Problem to solve:
Identify the lines that contain the string "What", then copy each of them.

────

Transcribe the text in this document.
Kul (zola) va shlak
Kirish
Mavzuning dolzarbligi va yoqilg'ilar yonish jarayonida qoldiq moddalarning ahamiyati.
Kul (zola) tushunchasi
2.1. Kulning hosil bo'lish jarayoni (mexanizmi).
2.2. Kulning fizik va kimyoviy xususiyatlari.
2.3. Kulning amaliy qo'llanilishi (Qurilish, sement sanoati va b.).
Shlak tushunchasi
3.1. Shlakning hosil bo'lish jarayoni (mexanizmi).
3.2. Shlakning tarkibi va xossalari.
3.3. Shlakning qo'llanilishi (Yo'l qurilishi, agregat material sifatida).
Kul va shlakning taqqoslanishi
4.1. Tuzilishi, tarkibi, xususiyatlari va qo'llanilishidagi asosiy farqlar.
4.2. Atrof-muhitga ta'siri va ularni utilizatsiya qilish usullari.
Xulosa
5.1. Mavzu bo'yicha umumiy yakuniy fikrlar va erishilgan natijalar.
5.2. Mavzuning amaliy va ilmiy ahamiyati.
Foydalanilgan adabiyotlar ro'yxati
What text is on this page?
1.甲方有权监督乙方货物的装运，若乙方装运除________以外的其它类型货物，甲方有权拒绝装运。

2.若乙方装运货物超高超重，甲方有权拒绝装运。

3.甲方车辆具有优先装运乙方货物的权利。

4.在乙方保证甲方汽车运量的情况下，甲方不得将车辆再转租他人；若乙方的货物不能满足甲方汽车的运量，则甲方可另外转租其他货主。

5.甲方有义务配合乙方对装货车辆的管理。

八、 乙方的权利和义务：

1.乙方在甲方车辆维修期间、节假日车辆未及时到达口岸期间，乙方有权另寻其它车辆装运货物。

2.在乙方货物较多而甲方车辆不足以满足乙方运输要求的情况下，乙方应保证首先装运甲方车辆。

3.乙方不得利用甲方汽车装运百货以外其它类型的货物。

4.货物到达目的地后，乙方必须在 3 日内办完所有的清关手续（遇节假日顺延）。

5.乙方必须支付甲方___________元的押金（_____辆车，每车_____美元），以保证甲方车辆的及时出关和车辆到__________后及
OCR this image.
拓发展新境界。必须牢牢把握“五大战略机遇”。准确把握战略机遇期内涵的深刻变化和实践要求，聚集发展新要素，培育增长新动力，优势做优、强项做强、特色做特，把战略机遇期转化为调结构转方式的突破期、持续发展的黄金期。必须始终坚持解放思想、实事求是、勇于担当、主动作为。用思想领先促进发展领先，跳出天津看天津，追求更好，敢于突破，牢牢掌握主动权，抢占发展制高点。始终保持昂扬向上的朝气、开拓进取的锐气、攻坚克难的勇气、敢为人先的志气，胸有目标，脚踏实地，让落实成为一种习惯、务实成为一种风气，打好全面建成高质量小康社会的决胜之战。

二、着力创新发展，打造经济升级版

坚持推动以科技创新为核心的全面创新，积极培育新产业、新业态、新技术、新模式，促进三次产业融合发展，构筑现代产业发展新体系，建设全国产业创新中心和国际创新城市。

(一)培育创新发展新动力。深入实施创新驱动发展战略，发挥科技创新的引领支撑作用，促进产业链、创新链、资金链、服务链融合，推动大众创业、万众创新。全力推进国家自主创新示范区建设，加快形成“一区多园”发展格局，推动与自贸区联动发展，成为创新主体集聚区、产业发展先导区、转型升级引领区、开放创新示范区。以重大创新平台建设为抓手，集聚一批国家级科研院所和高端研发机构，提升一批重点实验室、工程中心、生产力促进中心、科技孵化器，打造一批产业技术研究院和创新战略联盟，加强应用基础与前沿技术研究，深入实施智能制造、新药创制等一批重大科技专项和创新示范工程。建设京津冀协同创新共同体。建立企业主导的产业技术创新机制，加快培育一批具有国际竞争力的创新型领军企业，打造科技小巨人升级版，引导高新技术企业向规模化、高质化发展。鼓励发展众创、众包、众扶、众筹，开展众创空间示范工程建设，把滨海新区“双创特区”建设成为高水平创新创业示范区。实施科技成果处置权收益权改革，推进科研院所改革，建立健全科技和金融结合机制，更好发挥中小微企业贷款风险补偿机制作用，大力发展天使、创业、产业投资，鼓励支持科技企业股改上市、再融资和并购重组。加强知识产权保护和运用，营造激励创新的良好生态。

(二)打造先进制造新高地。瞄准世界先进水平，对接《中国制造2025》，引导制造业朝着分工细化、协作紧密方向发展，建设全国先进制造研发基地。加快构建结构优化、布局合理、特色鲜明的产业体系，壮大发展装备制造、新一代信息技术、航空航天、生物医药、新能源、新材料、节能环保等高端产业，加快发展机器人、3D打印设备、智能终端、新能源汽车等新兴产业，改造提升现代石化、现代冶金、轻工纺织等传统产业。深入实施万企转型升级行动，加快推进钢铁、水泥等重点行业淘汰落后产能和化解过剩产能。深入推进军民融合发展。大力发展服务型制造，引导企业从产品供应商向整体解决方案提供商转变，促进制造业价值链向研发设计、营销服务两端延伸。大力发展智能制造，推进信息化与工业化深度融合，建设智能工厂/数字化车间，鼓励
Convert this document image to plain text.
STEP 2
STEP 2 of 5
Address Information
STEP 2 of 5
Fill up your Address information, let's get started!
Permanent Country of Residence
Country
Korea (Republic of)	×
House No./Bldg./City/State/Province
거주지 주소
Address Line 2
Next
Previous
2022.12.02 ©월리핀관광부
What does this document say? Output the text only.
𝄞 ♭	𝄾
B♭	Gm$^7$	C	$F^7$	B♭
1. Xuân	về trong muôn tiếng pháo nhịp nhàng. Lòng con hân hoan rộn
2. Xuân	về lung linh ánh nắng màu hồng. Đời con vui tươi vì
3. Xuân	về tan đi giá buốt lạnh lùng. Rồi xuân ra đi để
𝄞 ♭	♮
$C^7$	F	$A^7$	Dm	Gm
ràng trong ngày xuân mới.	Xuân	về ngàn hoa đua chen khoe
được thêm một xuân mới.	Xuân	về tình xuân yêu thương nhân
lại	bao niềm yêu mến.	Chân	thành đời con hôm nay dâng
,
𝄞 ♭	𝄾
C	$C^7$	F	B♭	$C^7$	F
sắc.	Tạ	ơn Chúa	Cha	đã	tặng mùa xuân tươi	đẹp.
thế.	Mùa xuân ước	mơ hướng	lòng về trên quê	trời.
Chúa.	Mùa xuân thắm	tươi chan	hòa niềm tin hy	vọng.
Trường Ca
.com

────

Finished task:
What text is on this page?
What does this document say? Output the text only.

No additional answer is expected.